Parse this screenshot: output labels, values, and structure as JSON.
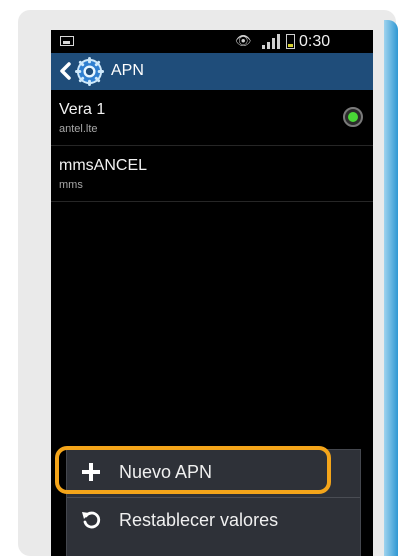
{
  "status_bar": {
    "time": "0:30"
  },
  "action_bar": {
    "title": "APN"
  },
  "apn_list": [
    {
      "name": "Vera 1",
      "apn": "antel.lte",
      "selected": true
    },
    {
      "name": "mmsANCEL",
      "apn": "mms",
      "selected": false
    }
  ],
  "menu": {
    "items": [
      {
        "label": "Nuevo APN",
        "icon": "plus-icon"
      },
      {
        "label": "Restablecer valores",
        "icon": "reset-icon"
      }
    ]
  },
  "colors": {
    "action_bar": "#1f4d7a",
    "highlight": "#f4a51a",
    "radio_selected": "#49d836",
    "accent_bar": "#2f98d3"
  }
}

---

> _Written problem_
Copy out each record shown above without alteration, skipping any picture.

> _Correct output_
Parse this screenshot: output labels, values, and structure as JSON.
{
  "status_bar": {
    "time": "0:30"
  },
  "action_bar": {
    "title": "APN"
  },
  "apn_list": [
    {
      "name": "Vera 1",
      "apn": "antel.lte",
      "selected": true
    },
    {
      "name": "mmsANCEL",
      "apn": "mms",
      "selected": false
    }
  ],
  "menu": {
    "items": [
      {
        "label": "Nuevo APN",
        "icon": "plus-icon"
      },
      {
        "label": "Restablecer valores",
        "icon": "reset-icon"
      }
    ]
  },
  "colors": {
    "action_bar": "#1f4d7a",
    "highlight": "#f4a51a",
    "radio_selected": "#49d836",
    "accent_bar": "#2f98d3"
  }
}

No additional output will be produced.